● **RECORDS**
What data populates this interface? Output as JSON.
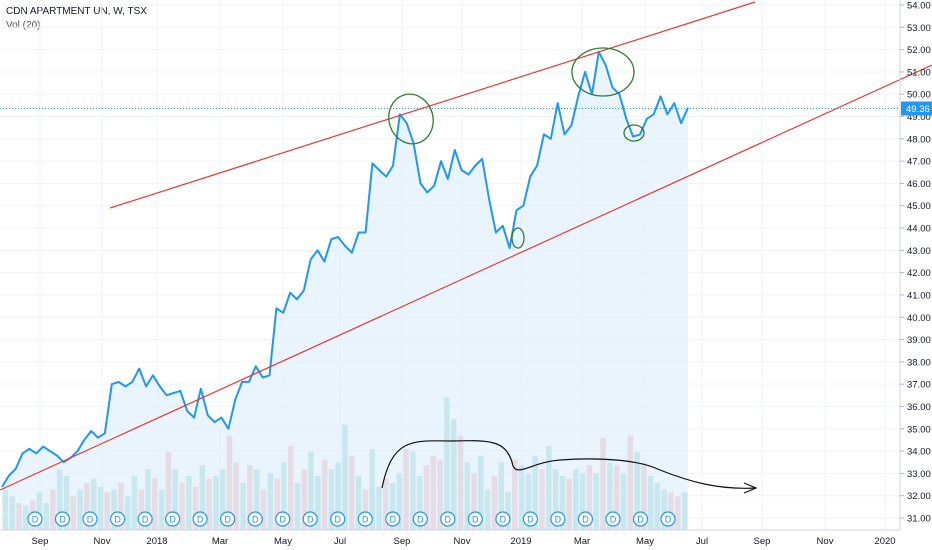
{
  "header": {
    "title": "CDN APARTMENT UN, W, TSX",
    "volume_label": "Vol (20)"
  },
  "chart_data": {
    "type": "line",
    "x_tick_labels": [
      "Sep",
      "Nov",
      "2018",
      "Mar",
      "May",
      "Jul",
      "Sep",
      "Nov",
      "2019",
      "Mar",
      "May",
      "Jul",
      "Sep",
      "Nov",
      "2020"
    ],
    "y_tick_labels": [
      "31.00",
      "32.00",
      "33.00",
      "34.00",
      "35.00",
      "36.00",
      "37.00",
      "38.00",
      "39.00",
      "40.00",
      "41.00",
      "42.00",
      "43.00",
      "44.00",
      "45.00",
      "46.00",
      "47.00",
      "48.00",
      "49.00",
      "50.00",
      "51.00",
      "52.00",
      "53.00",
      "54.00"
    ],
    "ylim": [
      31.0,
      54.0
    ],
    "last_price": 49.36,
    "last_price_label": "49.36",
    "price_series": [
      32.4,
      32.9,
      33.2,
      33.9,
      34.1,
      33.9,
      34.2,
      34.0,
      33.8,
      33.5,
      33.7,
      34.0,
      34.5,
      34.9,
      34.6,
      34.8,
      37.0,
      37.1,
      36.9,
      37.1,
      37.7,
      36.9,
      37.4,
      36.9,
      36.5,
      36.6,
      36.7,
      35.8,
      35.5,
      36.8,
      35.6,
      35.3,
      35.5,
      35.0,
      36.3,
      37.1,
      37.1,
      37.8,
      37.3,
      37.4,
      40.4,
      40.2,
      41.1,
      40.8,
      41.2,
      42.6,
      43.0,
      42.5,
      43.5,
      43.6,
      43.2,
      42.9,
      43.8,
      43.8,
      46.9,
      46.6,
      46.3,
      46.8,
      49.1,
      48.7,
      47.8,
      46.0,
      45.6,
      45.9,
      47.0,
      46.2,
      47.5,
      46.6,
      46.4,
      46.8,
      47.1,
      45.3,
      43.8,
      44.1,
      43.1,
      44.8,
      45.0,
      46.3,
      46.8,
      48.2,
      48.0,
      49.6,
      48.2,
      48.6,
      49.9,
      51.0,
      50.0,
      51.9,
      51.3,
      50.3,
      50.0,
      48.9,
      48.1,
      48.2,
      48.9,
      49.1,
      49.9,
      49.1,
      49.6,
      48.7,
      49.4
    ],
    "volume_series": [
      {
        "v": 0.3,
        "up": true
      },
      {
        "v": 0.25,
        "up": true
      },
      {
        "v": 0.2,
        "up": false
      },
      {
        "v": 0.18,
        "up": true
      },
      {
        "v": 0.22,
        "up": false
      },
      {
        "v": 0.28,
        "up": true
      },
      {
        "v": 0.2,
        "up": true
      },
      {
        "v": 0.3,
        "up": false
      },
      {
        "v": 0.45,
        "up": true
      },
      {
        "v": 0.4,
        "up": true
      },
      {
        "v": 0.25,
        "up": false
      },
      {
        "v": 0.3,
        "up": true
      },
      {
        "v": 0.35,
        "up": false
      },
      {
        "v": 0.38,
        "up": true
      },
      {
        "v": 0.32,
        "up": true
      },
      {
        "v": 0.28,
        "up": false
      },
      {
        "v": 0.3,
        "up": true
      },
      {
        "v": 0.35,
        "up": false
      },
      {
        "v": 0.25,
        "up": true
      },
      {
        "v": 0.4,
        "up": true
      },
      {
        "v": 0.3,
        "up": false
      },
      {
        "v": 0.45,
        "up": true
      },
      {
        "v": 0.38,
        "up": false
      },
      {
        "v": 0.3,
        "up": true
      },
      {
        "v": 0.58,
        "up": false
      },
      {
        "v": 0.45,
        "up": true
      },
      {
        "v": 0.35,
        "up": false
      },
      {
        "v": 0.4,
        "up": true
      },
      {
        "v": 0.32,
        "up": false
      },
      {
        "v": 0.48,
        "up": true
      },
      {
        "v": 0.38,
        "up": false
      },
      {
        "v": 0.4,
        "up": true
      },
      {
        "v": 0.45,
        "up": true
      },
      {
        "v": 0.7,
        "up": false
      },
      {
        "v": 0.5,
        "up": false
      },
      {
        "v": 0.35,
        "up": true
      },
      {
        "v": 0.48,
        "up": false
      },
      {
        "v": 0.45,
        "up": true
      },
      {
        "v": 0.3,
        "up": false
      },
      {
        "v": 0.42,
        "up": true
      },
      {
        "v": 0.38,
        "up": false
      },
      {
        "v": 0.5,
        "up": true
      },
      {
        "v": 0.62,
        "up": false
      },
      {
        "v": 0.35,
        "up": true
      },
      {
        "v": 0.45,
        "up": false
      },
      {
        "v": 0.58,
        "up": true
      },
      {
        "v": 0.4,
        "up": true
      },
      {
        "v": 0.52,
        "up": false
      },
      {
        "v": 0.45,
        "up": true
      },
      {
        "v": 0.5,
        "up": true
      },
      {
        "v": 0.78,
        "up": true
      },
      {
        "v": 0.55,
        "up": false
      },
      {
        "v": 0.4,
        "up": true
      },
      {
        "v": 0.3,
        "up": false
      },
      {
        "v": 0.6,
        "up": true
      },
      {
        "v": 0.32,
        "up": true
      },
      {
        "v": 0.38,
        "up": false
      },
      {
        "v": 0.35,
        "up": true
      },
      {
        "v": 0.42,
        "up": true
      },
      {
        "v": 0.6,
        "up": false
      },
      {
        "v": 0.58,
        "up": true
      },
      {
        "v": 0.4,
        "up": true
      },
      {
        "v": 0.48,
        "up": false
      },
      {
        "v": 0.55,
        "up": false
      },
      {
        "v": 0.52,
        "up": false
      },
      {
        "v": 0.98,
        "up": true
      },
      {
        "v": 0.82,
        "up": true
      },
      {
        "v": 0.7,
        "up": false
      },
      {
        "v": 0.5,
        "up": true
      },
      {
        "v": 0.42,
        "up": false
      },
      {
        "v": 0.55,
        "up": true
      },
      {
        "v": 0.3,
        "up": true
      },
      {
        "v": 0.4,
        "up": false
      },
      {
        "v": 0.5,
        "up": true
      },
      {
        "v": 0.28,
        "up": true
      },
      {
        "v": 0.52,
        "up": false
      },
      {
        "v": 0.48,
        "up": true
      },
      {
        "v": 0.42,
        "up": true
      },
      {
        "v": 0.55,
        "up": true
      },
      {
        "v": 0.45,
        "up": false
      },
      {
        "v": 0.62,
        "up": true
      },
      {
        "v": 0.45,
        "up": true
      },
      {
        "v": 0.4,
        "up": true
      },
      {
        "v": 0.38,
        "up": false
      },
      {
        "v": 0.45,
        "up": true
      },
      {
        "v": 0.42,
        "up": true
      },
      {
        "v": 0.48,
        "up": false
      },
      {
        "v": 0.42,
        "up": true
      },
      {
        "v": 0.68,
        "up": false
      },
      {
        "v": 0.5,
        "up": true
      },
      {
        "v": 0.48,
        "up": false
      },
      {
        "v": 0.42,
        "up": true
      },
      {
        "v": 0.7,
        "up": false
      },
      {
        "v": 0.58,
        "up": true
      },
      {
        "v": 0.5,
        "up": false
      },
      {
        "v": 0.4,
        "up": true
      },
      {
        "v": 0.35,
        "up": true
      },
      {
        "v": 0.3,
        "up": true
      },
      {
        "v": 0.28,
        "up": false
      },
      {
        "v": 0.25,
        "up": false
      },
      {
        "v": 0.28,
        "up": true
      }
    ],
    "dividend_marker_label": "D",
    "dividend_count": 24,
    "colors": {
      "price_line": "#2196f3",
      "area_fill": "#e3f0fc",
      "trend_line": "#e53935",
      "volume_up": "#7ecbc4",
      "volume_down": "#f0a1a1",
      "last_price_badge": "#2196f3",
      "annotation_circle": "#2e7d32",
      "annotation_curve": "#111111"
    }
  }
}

● **OBJECTIVE**
Set down all the data again exactly as above, pictures excluded.

● **SOLVED EXERCISE**
What data populates this interface? Output as JSON.
{
  "header": {
    "title": "CDN APARTMENT UN, W, TSX",
    "volume_label": "Vol (20)"
  },
  "chart_data": {
    "type": "line",
    "x_tick_labels": [
      "Sep",
      "Nov",
      "2018",
      "Mar",
      "May",
      "Jul",
      "Sep",
      "Nov",
      "2019",
      "Mar",
      "May",
      "Jul",
      "Sep",
      "Nov",
      "2020"
    ],
    "y_tick_labels": [
      "31.00",
      "32.00",
      "33.00",
      "34.00",
      "35.00",
      "36.00",
      "37.00",
      "38.00",
      "39.00",
      "40.00",
      "41.00",
      "42.00",
      "43.00",
      "44.00",
      "45.00",
      "46.00",
      "47.00",
      "48.00",
      "49.00",
      "50.00",
      "51.00",
      "52.00",
      "53.00",
      "54.00"
    ],
    "ylim": [
      31.0,
      54.0
    ],
    "last_price": 49.36,
    "last_price_label": "49.36",
    "price_series": [
      32.4,
      32.9,
      33.2,
      33.9,
      34.1,
      33.9,
      34.2,
      34.0,
      33.8,
      33.5,
      33.7,
      34.0,
      34.5,
      34.9,
      34.6,
      34.8,
      37.0,
      37.1,
      36.9,
      37.1,
      37.7,
      36.9,
      37.4,
      36.9,
      36.5,
      36.6,
      36.7,
      35.8,
      35.5,
      36.8,
      35.6,
      35.3,
      35.5,
      35.0,
      36.3,
      37.1,
      37.1,
      37.8,
      37.3,
      37.4,
      40.4,
      40.2,
      41.1,
      40.8,
      41.2,
      42.6,
      43.0,
      42.5,
      43.5,
      43.6,
      43.2,
      42.9,
      43.8,
      43.8,
      46.9,
      46.6,
      46.3,
      46.8,
      49.1,
      48.7,
      47.8,
      46.0,
      45.6,
      45.9,
      47.0,
      46.2,
      47.5,
      46.6,
      46.4,
      46.8,
      47.1,
      45.3,
      43.8,
      44.1,
      43.1,
      44.8,
      45.0,
      46.3,
      46.8,
      48.2,
      48.0,
      49.6,
      48.2,
      48.6,
      49.9,
      51.0,
      50.0,
      51.9,
      51.3,
      50.3,
      50.0,
      48.9,
      48.1,
      48.2,
      48.9,
      49.1,
      49.9,
      49.1,
      49.6,
      48.7,
      49.4
    ],
    "volume_series": [
      {
        "v": 0.3,
        "up": true
      },
      {
        "v": 0.25,
        "up": true
      },
      {
        "v": 0.2,
        "up": false
      },
      {
        "v": 0.18,
        "up": true
      },
      {
        "v": 0.22,
        "up": false
      },
      {
        "v": 0.28,
        "up": true
      },
      {
        "v": 0.2,
        "up": true
      },
      {
        "v": 0.3,
        "up": false
      },
      {
        "v": 0.45,
        "up": true
      },
      {
        "v": 0.4,
        "up": true
      },
      {
        "v": 0.25,
        "up": false
      },
      {
        "v": 0.3,
        "up": true
      },
      {
        "v": 0.35,
        "up": false
      },
      {
        "v": 0.38,
        "up": true
      },
      {
        "v": 0.32,
        "up": true
      },
      {
        "v": 0.28,
        "up": false
      },
      {
        "v": 0.3,
        "up": true
      },
      {
        "v": 0.35,
        "up": false
      },
      {
        "v": 0.25,
        "up": true
      },
      {
        "v": 0.4,
        "up": true
      },
      {
        "v": 0.3,
        "up": false
      },
      {
        "v": 0.45,
        "up": true
      },
      {
        "v": 0.38,
        "up": false
      },
      {
        "v": 0.3,
        "up": true
      },
      {
        "v": 0.58,
        "up": false
      },
      {
        "v": 0.45,
        "up": true
      },
      {
        "v": 0.35,
        "up": false
      },
      {
        "v": 0.4,
        "up": true
      },
      {
        "v": 0.32,
        "up": false
      },
      {
        "v": 0.48,
        "up": true
      },
      {
        "v": 0.38,
        "up": false
      },
      {
        "v": 0.4,
        "up": true
      },
      {
        "v": 0.45,
        "up": true
      },
      {
        "v": 0.7,
        "up": false
      },
      {
        "v": 0.5,
        "up": false
      },
      {
        "v": 0.35,
        "up": true
      },
      {
        "v": 0.48,
        "up": false
      },
      {
        "v": 0.45,
        "up": true
      },
      {
        "v": 0.3,
        "up": false
      },
      {
        "v": 0.42,
        "up": true
      },
      {
        "v": 0.38,
        "up": false
      },
      {
        "v": 0.5,
        "up": true
      },
      {
        "v": 0.62,
        "up": false
      },
      {
        "v": 0.35,
        "up": true
      },
      {
        "v": 0.45,
        "up": false
      },
      {
        "v": 0.58,
        "up": true
      },
      {
        "v": 0.4,
        "up": true
      },
      {
        "v": 0.52,
        "up": false
      },
      {
        "v": 0.45,
        "up": true
      },
      {
        "v": 0.5,
        "up": true
      },
      {
        "v": 0.78,
        "up": true
      },
      {
        "v": 0.55,
        "up": false
      },
      {
        "v": 0.4,
        "up": true
      },
      {
        "v": 0.3,
        "up": false
      },
      {
        "v": 0.6,
        "up": true
      },
      {
        "v": 0.32,
        "up": true
      },
      {
        "v": 0.38,
        "up": false
      },
      {
        "v": 0.35,
        "up": true
      },
      {
        "v": 0.42,
        "up": true
      },
      {
        "v": 0.6,
        "up": false
      },
      {
        "v": 0.58,
        "up": true
      },
      {
        "v": 0.4,
        "up": true
      },
      {
        "v": 0.48,
        "up": false
      },
      {
        "v": 0.55,
        "up": false
      },
      {
        "v": 0.52,
        "up": false
      },
      {
        "v": 0.98,
        "up": true
      },
      {
        "v": 0.82,
        "up": true
      },
      {
        "v": 0.7,
        "up": false
      },
      {
        "v": 0.5,
        "up": true
      },
      {
        "v": 0.42,
        "up": false
      },
      {
        "v": 0.55,
        "up": true
      },
      {
        "v": 0.3,
        "up": true
      },
      {
        "v": 0.4,
        "up": false
      },
      {
        "v": 0.5,
        "up": true
      },
      {
        "v": 0.28,
        "up": true
      },
      {
        "v": 0.52,
        "up": false
      },
      {
        "v": 0.48,
        "up": true
      },
      {
        "v": 0.42,
        "up": true
      },
      {
        "v": 0.55,
        "up": true
      },
      {
        "v": 0.45,
        "up": false
      },
      {
        "v": 0.62,
        "up": true
      },
      {
        "v": 0.45,
        "up": true
      },
      {
        "v": 0.4,
        "up": true
      },
      {
        "v": 0.38,
        "up": false
      },
      {
        "v": 0.45,
        "up": true
      },
      {
        "v": 0.42,
        "up": true
      },
      {
        "v": 0.48,
        "up": false
      },
      {
        "v": 0.42,
        "up": true
      },
      {
        "v": 0.68,
        "up": false
      },
      {
        "v": 0.5,
        "up": true
      },
      {
        "v": 0.48,
        "up": false
      },
      {
        "v": 0.42,
        "up": true
      },
      {
        "v": 0.7,
        "up": false
      },
      {
        "v": 0.58,
        "up": true
      },
      {
        "v": 0.5,
        "up": false
      },
      {
        "v": 0.4,
        "up": true
      },
      {
        "v": 0.35,
        "up": true
      },
      {
        "v": 0.3,
        "up": true
      },
      {
        "v": 0.28,
        "up": false
      },
      {
        "v": 0.25,
        "up": false
      },
      {
        "v": 0.28,
        "up": true
      }
    ],
    "dividend_marker_label": "D",
    "dividend_count": 24,
    "colors": {
      "price_line": "#2196f3",
      "area_fill": "#e3f0fc",
      "trend_line": "#e53935",
      "volume_up": "#7ecbc4",
      "volume_down": "#f0a1a1",
      "last_price_badge": "#2196f3",
      "annotation_circle": "#2e7d32",
      "annotation_curve": "#111111"
    }
  }
}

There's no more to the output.